PROVIDED PASSAGE:
■ ■ ■

On Sun, 28 Oct 2001, Peter Jones wrote:
> I wonder whether purple numbering as it appears in a HTML document is too
> concrete an address point if you move beyond simple HTML.
> Or rather, to put it another way, when I point at a purple number anchor
> with a link, what, in the world of DKRs, am I really pointing at?
Great question. As I noted in my talk, it's important not to make purple
numbers out to be anything greater than they are -- markers in HTML pages.
However, the broader implications are well-taken.
Immutable IDs, like the node IDs (NID) in purple numbers, seem great for
dynamic content, but in reality, there are problems. The example that
Eric cited was as follows. Suppose there is a paragraph with node ID 023
These is the days that try men's souls.
If I create a link to node ID 023 of that document, then that link will
not break if the paragraph's location in the document changes, as long as
that paragraph continues to exist. However, is that a good thing? If I,
as the author of this document, fixed the typo -- "is" to "are" -- then I
would want all links to continue to point to that paragraph. However,
what if I changed the content of that paragraph to:
Don't worry; be happy!
Now, links to that node ID may not semantically make sense anymore.
What is the solution to this problem? There are lots of possibilities.
Requiring version information in links (which, incidentally, my Purple
software supports) cures this problem by only allowing links to a
particular version of a document. This doesn't seem like a very appealing
solution, though; links ought to evolve. Automatic notification of
changes to authors linking to that document will help. The fantasy
solution is to have a semantic addressing scheme where you could say
something like, "Link to the paragraph with the Charles Dickens quote."
> I note that existing purple numbered documents don't seem to include version
> information at the grain level in the p-number.
In Purple, I have a CGI script that lets you specify version information
in the URL of a document. That, to me, seems to be the preferable
solution. Internet Archives recently made a lot of their stuff available
via their "Way Back Machine," where you can specify the date of the
version of a Web site you want to see. For example, check out:
Note the timestamp in the URL. Wouldn't it be great if this were a native
feature of all web sites?
> I think it is important to distinguish between the content of the DKR and a
> display document.
> When I am engineering content I really want my content editing tool to give
> me the potential to access all of the depth (by which I mean all the grain
> versions and structural re-orderings of the past). Whereas to view some
> material designated for display for others we might only be interested in a
> very shallow presentation of particular data for the browser (the HTML of
> These are two very different modes of use.

■ ■ ■

TASK REQUIREMENTS: According to the email about purple numbers, what does the CGI script in Purple let you specify in the URL of a document?

Element region listings:
■ ■ ■

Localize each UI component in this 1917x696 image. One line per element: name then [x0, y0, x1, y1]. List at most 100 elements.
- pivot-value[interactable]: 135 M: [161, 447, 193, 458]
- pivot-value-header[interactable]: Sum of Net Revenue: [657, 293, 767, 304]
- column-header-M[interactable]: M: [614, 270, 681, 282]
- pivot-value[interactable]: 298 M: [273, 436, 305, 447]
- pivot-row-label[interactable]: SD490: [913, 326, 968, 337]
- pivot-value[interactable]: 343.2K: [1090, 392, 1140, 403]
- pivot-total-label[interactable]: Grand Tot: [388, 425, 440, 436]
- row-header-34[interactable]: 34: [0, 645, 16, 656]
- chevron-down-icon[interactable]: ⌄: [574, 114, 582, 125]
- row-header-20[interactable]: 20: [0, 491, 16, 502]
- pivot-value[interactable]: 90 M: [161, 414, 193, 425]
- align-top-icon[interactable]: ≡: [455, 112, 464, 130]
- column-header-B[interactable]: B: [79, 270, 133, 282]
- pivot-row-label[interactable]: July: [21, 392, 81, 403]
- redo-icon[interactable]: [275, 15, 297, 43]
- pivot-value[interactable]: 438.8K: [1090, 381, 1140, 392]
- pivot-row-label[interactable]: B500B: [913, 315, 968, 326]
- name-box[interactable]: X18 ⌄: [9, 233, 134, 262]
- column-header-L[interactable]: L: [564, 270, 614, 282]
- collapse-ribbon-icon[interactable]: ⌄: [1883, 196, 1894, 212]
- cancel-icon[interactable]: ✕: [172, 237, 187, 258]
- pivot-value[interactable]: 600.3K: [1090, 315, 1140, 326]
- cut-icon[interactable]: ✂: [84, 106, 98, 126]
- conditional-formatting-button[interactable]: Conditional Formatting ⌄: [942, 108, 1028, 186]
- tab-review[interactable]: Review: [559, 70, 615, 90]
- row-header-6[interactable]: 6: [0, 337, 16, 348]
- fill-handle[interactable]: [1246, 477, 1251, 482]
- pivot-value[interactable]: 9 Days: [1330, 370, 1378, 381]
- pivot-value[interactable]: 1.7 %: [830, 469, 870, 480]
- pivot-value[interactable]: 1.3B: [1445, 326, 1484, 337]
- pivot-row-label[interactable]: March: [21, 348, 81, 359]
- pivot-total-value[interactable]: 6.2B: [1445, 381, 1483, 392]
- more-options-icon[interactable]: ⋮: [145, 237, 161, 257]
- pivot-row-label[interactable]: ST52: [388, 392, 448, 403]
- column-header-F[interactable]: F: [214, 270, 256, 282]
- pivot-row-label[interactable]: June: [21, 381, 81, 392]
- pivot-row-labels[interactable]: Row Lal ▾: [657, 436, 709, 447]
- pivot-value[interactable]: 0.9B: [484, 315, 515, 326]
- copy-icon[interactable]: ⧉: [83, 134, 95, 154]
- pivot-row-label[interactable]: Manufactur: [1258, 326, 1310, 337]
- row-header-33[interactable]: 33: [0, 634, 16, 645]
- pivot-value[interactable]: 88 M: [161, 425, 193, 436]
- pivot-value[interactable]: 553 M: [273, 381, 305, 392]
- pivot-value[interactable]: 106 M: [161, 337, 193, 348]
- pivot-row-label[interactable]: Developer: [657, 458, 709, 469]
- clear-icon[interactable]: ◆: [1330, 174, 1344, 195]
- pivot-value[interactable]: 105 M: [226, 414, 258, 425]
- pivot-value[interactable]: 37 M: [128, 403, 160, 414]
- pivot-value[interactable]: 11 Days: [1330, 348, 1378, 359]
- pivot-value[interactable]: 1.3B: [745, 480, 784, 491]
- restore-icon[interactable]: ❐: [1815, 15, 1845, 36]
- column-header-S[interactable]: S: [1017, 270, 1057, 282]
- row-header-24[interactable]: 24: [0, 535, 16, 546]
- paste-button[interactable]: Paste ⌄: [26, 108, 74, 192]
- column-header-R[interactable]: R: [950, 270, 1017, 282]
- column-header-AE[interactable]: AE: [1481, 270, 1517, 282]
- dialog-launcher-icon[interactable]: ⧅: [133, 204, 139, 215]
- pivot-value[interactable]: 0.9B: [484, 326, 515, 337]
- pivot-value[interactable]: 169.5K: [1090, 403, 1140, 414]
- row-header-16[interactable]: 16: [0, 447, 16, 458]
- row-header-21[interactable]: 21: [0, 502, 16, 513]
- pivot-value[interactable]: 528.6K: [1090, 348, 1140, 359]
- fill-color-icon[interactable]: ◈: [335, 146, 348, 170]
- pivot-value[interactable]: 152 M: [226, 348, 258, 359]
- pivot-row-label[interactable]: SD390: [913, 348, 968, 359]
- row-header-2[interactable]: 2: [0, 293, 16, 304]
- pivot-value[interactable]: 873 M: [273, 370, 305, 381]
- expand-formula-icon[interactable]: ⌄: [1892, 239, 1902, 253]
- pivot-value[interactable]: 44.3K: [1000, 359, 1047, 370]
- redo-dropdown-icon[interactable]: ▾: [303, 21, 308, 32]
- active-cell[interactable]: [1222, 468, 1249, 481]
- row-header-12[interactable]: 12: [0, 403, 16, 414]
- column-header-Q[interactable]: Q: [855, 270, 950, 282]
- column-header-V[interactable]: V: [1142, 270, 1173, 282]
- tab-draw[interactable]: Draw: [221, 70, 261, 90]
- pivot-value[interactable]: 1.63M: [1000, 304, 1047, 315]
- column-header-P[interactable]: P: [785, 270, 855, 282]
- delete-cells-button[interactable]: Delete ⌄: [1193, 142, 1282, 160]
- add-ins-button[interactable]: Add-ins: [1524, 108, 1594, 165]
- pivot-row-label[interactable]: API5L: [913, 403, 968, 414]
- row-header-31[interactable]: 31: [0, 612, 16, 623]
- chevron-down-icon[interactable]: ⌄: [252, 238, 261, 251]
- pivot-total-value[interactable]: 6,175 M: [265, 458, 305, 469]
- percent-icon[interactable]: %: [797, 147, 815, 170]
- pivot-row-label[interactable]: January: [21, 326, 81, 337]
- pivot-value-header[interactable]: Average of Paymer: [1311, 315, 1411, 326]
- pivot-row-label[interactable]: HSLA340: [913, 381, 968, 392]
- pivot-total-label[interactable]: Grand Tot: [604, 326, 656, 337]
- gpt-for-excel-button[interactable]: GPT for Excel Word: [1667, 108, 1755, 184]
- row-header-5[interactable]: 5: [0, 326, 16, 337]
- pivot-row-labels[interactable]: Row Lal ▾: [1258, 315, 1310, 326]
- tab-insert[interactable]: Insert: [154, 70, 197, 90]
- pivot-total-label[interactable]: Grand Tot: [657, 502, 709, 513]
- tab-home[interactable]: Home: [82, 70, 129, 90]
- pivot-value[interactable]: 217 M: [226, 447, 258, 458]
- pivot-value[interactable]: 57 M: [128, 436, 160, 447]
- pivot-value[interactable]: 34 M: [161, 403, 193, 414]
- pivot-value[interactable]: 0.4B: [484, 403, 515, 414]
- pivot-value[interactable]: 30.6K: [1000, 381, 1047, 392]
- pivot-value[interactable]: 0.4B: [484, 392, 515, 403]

■ ■ ■

TASK OUTPUT: Version information.